→ What is asked
Nothing should be left out: output all of the entries exactly.

→ Dataset content
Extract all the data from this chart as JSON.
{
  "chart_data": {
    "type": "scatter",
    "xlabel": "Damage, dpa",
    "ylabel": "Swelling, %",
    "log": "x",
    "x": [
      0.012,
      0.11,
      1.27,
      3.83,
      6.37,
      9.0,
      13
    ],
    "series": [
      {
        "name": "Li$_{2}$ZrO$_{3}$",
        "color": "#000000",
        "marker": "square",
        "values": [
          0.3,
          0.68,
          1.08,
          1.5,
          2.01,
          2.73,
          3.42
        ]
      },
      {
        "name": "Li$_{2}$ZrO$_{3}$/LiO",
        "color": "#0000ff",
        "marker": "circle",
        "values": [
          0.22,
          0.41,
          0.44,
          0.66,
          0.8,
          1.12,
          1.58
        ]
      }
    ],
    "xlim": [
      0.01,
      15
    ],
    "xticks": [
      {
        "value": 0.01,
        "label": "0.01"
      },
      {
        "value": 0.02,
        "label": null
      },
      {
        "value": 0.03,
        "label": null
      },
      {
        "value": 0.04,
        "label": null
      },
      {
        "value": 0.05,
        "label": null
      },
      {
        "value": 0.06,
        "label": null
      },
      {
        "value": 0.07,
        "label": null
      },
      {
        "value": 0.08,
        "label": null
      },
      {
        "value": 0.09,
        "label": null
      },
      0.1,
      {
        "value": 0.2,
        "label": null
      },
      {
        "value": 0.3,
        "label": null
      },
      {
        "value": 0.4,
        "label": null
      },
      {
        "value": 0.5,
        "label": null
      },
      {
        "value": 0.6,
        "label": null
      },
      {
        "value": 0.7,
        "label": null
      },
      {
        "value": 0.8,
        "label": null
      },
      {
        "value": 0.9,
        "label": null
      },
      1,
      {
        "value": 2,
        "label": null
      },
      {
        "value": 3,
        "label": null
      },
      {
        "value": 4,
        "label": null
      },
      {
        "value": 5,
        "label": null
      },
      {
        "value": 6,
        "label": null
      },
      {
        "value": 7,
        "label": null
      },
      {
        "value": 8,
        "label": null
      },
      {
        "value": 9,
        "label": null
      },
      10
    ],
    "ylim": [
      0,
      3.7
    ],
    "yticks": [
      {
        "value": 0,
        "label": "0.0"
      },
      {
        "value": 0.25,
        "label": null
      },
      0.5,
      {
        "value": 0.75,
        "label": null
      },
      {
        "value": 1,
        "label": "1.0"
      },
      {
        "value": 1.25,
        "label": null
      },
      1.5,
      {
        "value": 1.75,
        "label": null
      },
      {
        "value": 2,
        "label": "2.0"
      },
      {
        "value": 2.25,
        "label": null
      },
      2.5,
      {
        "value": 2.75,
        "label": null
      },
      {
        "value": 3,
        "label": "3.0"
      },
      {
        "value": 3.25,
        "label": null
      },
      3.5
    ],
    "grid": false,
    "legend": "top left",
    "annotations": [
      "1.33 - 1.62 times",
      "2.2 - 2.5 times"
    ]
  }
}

→ Task answer
Extract all the data from this chart as JSON.
{
  "chart_data": {
    "type": "scatter",
    "xlabel": "Damage, dpa",
    "ylabel": "Swelling, %",
    "log": "x",
    "x": [
      0.012,
      0.11,
      1.27,
      3.83,
      6.37,
      9.0,
      13
    ],
    "series": [
      {
        "name": "Li$_{2}$ZrO$_{3}$",
        "color": "#000000",
        "marker": "square",
        "values": [
          0.3,
          0.68,
          1.08,
          1.5,
          2.01,
          2.73,
          3.42
        ]
      },
      {
        "name": "Li$_{2}$ZrO$_{3}$/LiO",
        "color": "#0000ff",
        "marker": "circle",
        "values": [
          0.22,
          0.41,
          0.44,
          0.66,
          0.8,
          1.12,
          1.58
        ]
      }
    ],
    "xlim": [
      0.01,
      15
    ],
    "xticks": [
      {
        "value": 0.01,
        "label": "0.01"
      },
      {
        "value": 0.02,
        "label": null
      },
      {
        "value": 0.03,
        "label": null
      },
      {
        "value": 0.04,
        "label": null
      },
      {
        "value": 0.05,
        "label": null
      },
      {
        "value": 0.06,
        "label": null
      },
      {
        "value": 0.07,
        "label": null
      },
      {
        "value": 0.08,
        "label": null
      },
      {
        "value": 0.09,
        "label": null
      },
      0.1,
      {
        "value": 0.2,
        "label": null
      },
      {
        "value": 0.3,
        "label": null
      },
      {
        "value": 0.4,
        "label": null
      },
      {
        "value": 0.5,
        "label": null
      },
      {
        "value": 0.6,
        "label": null
      },
      {
        "value": 0.7,
        "label": null
      },
      {
        "value": 0.8,
        "label": null
      },
      {
        "value": 0.9,
        "label": null
      },
      1,
      {
        "value": 2,
        "label": null
      },
      {
        "value": 3,
        "label": null
      },
      {
        "value": 4,
        "label": null
      },
      {
        "value": 5,
        "label": null
      },
      {
        "value": 6,
        "label": null
      },
      {
        "value": 7,
        "label": null
      },
      {
        "value": 8,
        "label": null
      },
      {
        "value": 9,
        "label": null
      },
      10
    ],
    "ylim": [
      0,
      3.7
    ],
    "yticks": [
      {
        "value": 0,
        "label": "0.0"
      },
      {
        "value": 0.25,
        "label": null
      },
      0.5,
      {
        "value": 0.75,
        "label": null
      },
      {
        "value": 1,
        "label": "1.0"
      },
      {
        "value": 1.25,
        "label": null
      },
      1.5,
      {
        "value": 1.75,
        "label": null
      },
      {
        "value": 2,
        "label": "2.0"
      },
      {
        "value": 2.25,
        "label": null
      },
      2.5,
      {
        "value": 2.75,
        "label": null
      },
      {
        "value": 3,
        "label": "3.0"
      },
      {
        "value": 3.25,
        "label": null
      },
      3.5
    ],
    "grid": false,
    "legend": "top left",
    "annotations": [
      "1.33 - 1.62 times",
      "2.2 - 2.5 times"
    ]
  }
}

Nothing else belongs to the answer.